__WHAT THE TASK REQUIRES__
In the listing below, count each line containing "édification" and answer with the count only.

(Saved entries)
┄┄┄┄┄┄
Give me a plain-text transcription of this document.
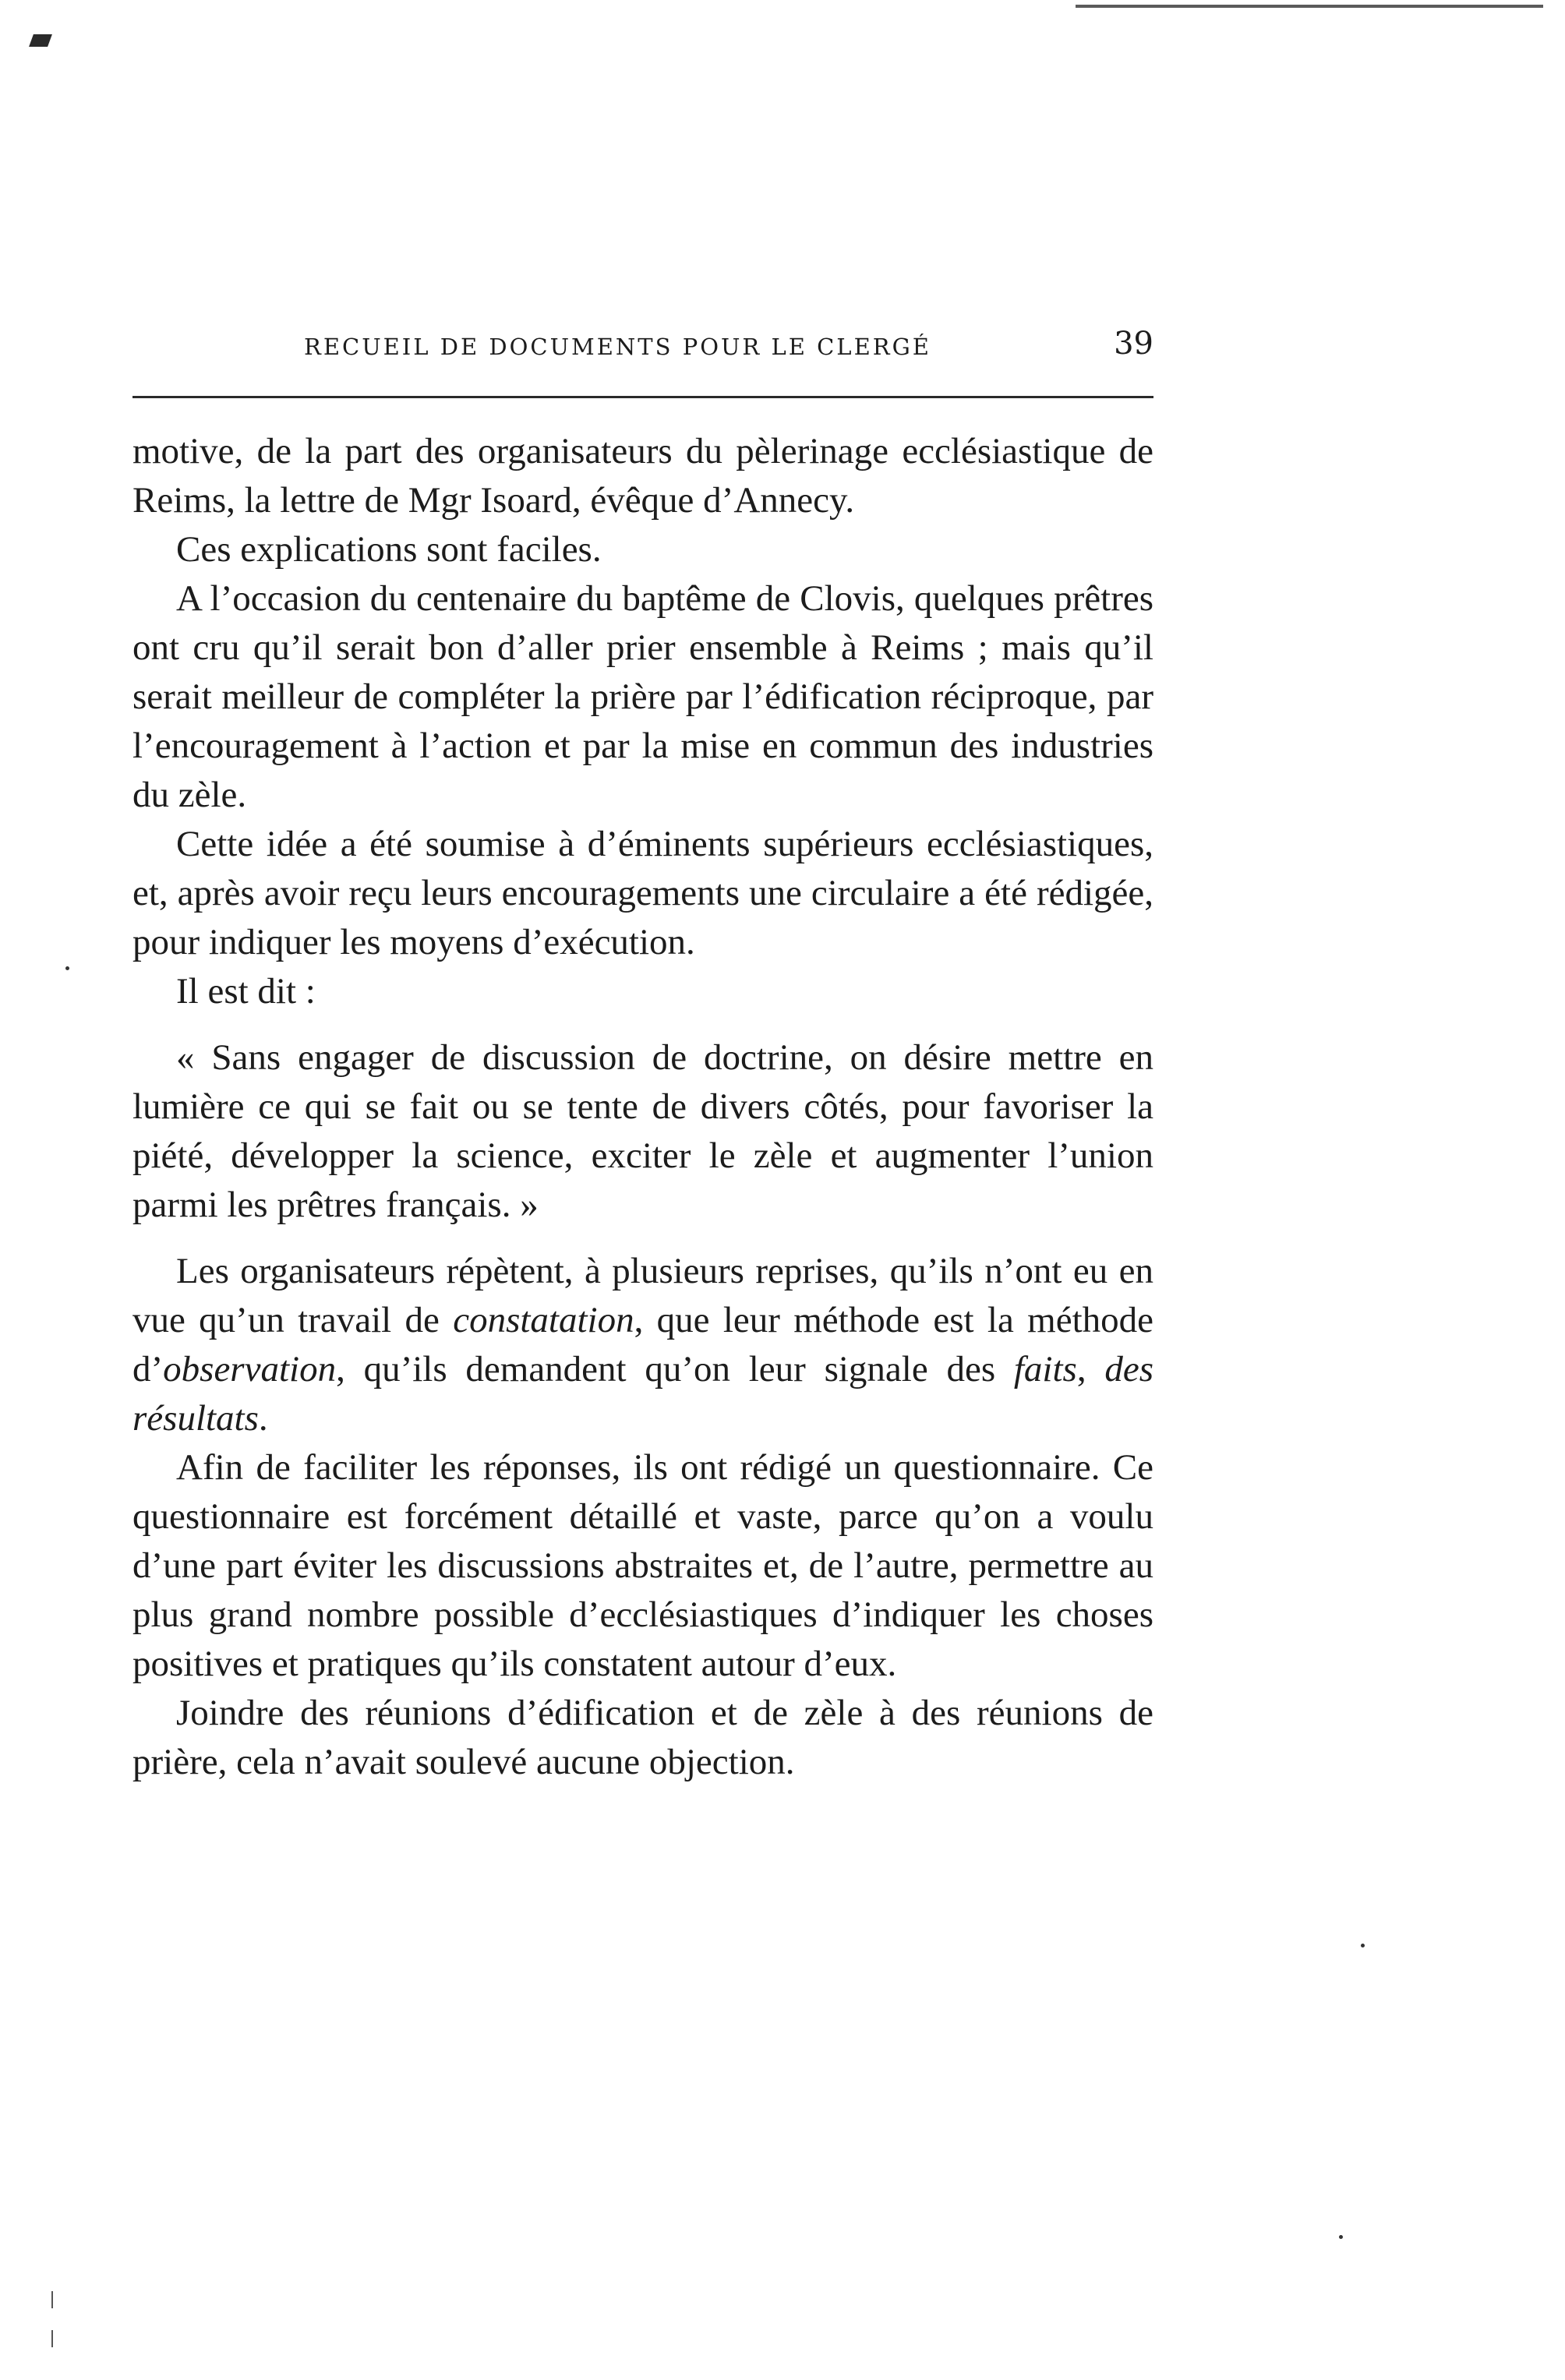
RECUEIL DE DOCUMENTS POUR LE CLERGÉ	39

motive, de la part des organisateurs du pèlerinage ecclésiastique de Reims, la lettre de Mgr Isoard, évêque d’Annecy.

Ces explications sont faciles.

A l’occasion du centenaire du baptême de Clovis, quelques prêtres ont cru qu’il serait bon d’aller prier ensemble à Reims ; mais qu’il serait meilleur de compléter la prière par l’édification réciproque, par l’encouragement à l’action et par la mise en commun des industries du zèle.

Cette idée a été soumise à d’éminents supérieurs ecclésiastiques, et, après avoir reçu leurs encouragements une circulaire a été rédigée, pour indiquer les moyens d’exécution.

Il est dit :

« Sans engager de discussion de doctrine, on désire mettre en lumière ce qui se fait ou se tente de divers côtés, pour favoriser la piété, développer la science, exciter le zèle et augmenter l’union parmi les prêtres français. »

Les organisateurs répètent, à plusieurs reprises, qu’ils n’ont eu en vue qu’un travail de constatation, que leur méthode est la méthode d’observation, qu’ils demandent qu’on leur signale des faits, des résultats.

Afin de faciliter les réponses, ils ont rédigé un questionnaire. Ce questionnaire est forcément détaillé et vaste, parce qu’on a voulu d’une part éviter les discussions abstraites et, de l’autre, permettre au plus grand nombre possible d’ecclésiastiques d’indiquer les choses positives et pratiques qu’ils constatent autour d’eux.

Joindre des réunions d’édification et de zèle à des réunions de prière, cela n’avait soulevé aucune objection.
┄┄┄┄┄┄
__RESPONSE BELOW__
2